→ TASK PROMPT
Check every line of the material below for the string "this", and return the ones that have it.

→ RECORDED INFORMATION

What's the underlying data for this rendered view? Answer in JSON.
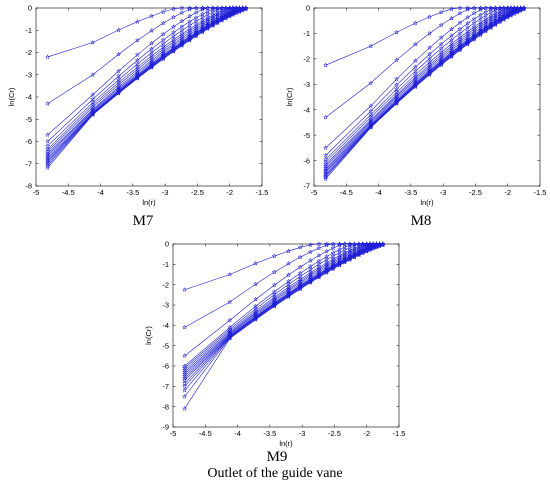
{
  "figure_caption": "Outlet of the guide vane",
  "colors": {
    "series": "#1f1fd6",
    "axis": "#000000",
    "background": "#ffffff"
  },
  "chart_data": [
    {
      "type": "line",
      "title": "M7",
      "xlabel": "ln(r)",
      "ylabel": "ln(Cr)",
      "xlim": [
        -5,
        -1.5
      ],
      "ylim": [
        -8,
        0
      ],
      "xticks": [
        -5,
        -4.5,
        -4,
        -3.5,
        -3,
        -2.5,
        -2,
        -1.5
      ],
      "yticks": [
        -8,
        -7,
        -6,
        -5,
        -4,
        -3,
        -2,
        -1,
        0
      ],
      "marker": "star",
      "grid": false,
      "x": [
        -4.82,
        -4.12,
        -3.72,
        -3.43,
        -3.21,
        -3.03,
        -2.87,
        -2.74,
        -2.62,
        -2.52,
        -2.42,
        -2.34,
        -2.26,
        -2.19,
        -2.12,
        -2.06,
        -2.0,
        -1.95,
        -1.9,
        -1.85,
        -1.8,
        -1.75
      ],
      "endpoints_at_first_x": [
        -2.2,
        -4.3,
        -5.7,
        -6.0,
        -6.2,
        -6.35,
        -6.45,
        -6.55,
        -6.62,
        -6.7,
        -6.78,
        -6.85,
        -6.92,
        -7.0,
        -7.08,
        -7.18
      ],
      "endpoints_at_second_x": [
        -1.55,
        -3.0,
        -3.9,
        -4.1,
        -4.25,
        -4.35,
        -4.45,
        -4.55,
        -4.6,
        -4.65,
        -4.7,
        -4.72,
        -4.74,
        -4.76,
        -4.78,
        -4.8
      ],
      "saturation_x": [
        -2.8,
        -2.55,
        -2.35,
        -2.2,
        -2.1,
        -2.0,
        -1.95,
        -1.9,
        -1.85,
        -1.8,
        -1.78,
        -1.76,
        -1.74,
        -1.72,
        -1.7,
        -1.68
      ]
    },
    {
      "type": "line",
      "title": "M8",
      "xlabel": "ln(r)",
      "ylabel": "ln(Cr)",
      "xlim": [
        -5,
        -1.5
      ],
      "ylim": [
        -7,
        0
      ],
      "xticks": [
        -5,
        -4.5,
        -4,
        -3.5,
        -3,
        -2.5,
        -2,
        -1.5
      ],
      "yticks": [
        -7,
        -6,
        -5,
        -4,
        -3,
        -2,
        -1,
        0
      ],
      "marker": "star",
      "grid": false,
      "x": [
        -4.82,
        -4.12,
        -3.72,
        -3.43,
        -3.21,
        -3.03,
        -2.87,
        -2.74,
        -2.62,
        -2.52,
        -2.42,
        -2.34,
        -2.26,
        -2.19,
        -2.12,
        -2.06,
        -2.0,
        -1.95,
        -1.9,
        -1.85,
        -1.8,
        -1.75
      ],
      "endpoints_at_first_x": [
        -2.25,
        -4.3,
        -5.5,
        -5.8,
        -5.95,
        -6.05,
        -6.15,
        -6.22,
        -6.3,
        -6.36,
        -6.42,
        -6.48,
        -6.55,
        -6.6,
        -6.65,
        -6.72
      ],
      "endpoints_at_second_x": [
        -1.5,
        -2.95,
        -3.85,
        -4.05,
        -4.2,
        -4.3,
        -4.4,
        -4.45,
        -4.5,
        -4.55,
        -4.6,
        -4.62,
        -4.64,
        -4.66,
        -4.68,
        -4.7
      ],
      "saturation_x": [
        -2.8,
        -2.55,
        -2.35,
        -2.2,
        -2.1,
        -2.0,
        -1.95,
        -1.9,
        -1.85,
        -1.8,
        -1.78,
        -1.76,
        -1.74,
        -1.72,
        -1.7,
        -1.68
      ]
    },
    {
      "type": "line",
      "title": "M9",
      "xlabel": "ln(r)",
      "ylabel": "ln(Cr)",
      "xlim": [
        -5,
        -1.5
      ],
      "ylim": [
        -9,
        0
      ],
      "xticks": [
        -5,
        -4.5,
        -4,
        -3.5,
        -3,
        -2.5,
        -2,
        -1.5
      ],
      "yticks": [
        -9,
        -8,
        -7,
        -6,
        -5,
        -4,
        -3,
        -2,
        -1,
        0
      ],
      "marker": "star",
      "grid": false,
      "x": [
        -4.82,
        -4.12,
        -3.72,
        -3.43,
        -3.21,
        -3.03,
        -2.87,
        -2.74,
        -2.62,
        -2.52,
        -2.42,
        -2.34,
        -2.26,
        -2.19,
        -2.12,
        -2.06,
        -2.0,
        -1.95,
        -1.9,
        -1.85,
        -1.8,
        -1.75
      ],
      "endpoints_at_first_x": [
        -2.25,
        -4.1,
        -5.5,
        -6.0,
        -6.1,
        -6.2,
        -6.3,
        -6.4,
        -6.5,
        -6.6,
        -6.7,
        -6.85,
        -7.0,
        -7.2,
        -7.5,
        -8.1
      ],
      "endpoints_at_second_x": [
        -1.5,
        -2.85,
        -3.75,
        -4.1,
        -4.2,
        -4.28,
        -4.35,
        -4.4,
        -4.45,
        -4.5,
        -4.52,
        -4.55,
        -4.57,
        -4.6,
        -4.62,
        -4.65
      ],
      "saturation_x": [
        -2.8,
        -2.55,
        -2.35,
        -2.2,
        -2.1,
        -2.0,
        -1.95,
        -1.9,
        -1.85,
        -1.8,
        -1.78,
        -1.76,
        -1.74,
        -1.72,
        -1.7,
        -1.68
      ]
    }
  ]
}
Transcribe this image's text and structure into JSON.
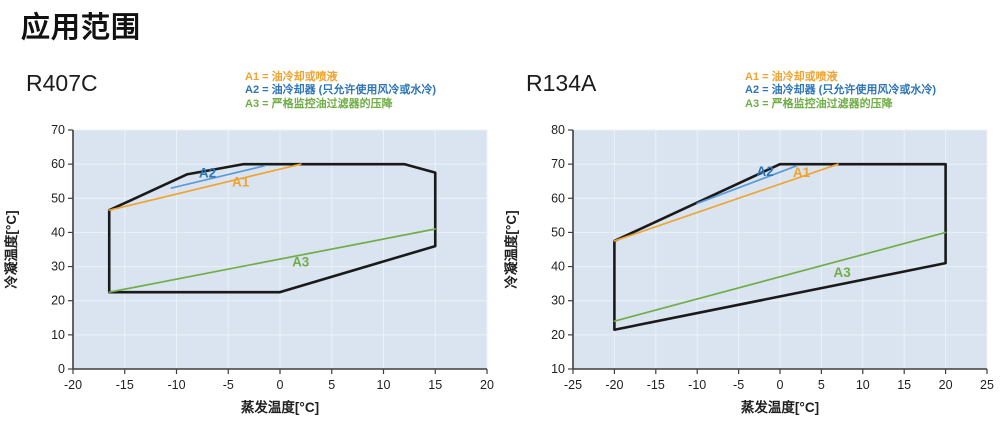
{
  "page": {
    "title": "应用范围"
  },
  "colors": {
    "title": "#111111",
    "envelope": "#1A1A1A",
    "plot_bg": "#D9E4F0",
    "grid": "#EBF1F8",
    "axis": "#3F3F3F",
    "tick_text": "#1F1F1F",
    "a1": "#F0A330",
    "a2_line": "#5B9BD5",
    "a2_text": "#2E75B6",
    "a3": "#70AD47"
  },
  "legend": {
    "items": [
      {
        "id": "a1",
        "label": "A1 = 油冷却或喷液",
        "color": "#F0A330"
      },
      {
        "id": "a2",
        "label": "A2 = 油冷却器 (只允许使用风冷或水冷)",
        "color": "#2E75B6"
      },
      {
        "id": "a3",
        "label": "A3 = 严格监控油过滤器的压降",
        "color": "#70AD47"
      }
    ]
  },
  "chart_data": [
    {
      "type": "line",
      "title": "R407C",
      "xlabel": "蒸发温度[°C]",
      "ylabel": "冷凝温度[°C]",
      "xlim": [
        -20,
        20
      ],
      "xstep": 5,
      "ylim": [
        0,
        70
      ],
      "ystep": 10,
      "grid": true,
      "envelope": [
        [
          -16.5,
          22.5
        ],
        [
          -16.5,
          46.5
        ],
        [
          -9,
          57
        ],
        [
          -3.5,
          60
        ],
        [
          12,
          60
        ],
        [
          15,
          57.5
        ],
        [
          15,
          36
        ],
        [
          0,
          22.5
        ]
      ],
      "series": [
        {
          "name": "A1",
          "color": "#F0A330",
          "label_color": "#F0A330",
          "points": [
            [
              -16.5,
              46.5
            ],
            [
              2,
              60
            ]
          ],
          "label_at": [
            -3.8,
            54.5
          ]
        },
        {
          "name": "A2",
          "color": "#5B9BD5",
          "label_color": "#2E75B6",
          "points": [
            [
              -10.5,
              53
            ],
            [
              -1.5,
              59.5
            ]
          ],
          "label_at": [
            -7,
            57.2
          ]
        },
        {
          "name": "A3",
          "color": "#70AD47",
          "label_color": "#70AD47",
          "points": [
            [
              -16.5,
              22.5
            ],
            [
              15,
              41
            ]
          ],
          "label_at": [
            2,
            31
          ]
        }
      ]
    },
    {
      "type": "line",
      "title": "R134A",
      "xlabel": "蒸发温度[°C]",
      "ylabel": "冷凝温度[°C]",
      "xlim": [
        -25,
        25
      ],
      "xstep": 5,
      "ylim": [
        10,
        80
      ],
      "ystep": 10,
      "grid": true,
      "envelope": [
        [
          -20,
          21.5
        ],
        [
          -20,
          47.5
        ],
        [
          0,
          70
        ],
        [
          20,
          70
        ],
        [
          20,
          41
        ]
      ],
      "series": [
        {
          "name": "A1",
          "color": "#F0A330",
          "label_color": "#F0A330",
          "points": [
            [
              -20,
              47.5
            ],
            [
              7,
              70
            ]
          ],
          "label_at": [
            2.6,
            67.3
          ]
        },
        {
          "name": "A2",
          "color": "#5B9BD5",
          "label_color": "#2E75B6",
          "points": [
            [
              -10,
              58.5
            ],
            [
              2,
              69.5
            ]
          ],
          "label_at": [
            -1.8,
            67.6
          ]
        },
        {
          "name": "A3",
          "color": "#70AD47",
          "label_color": "#70AD47",
          "points": [
            [
              -20,
              24
            ],
            [
              20,
              50
            ]
          ],
          "label_at": [
            7.5,
            38
          ]
        }
      ]
    }
  ]
}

→ EXPECTED ANSWER
What's the underlying data for this rendered view? Answer in JSON.
Transcribe this image's text and structure into JSON.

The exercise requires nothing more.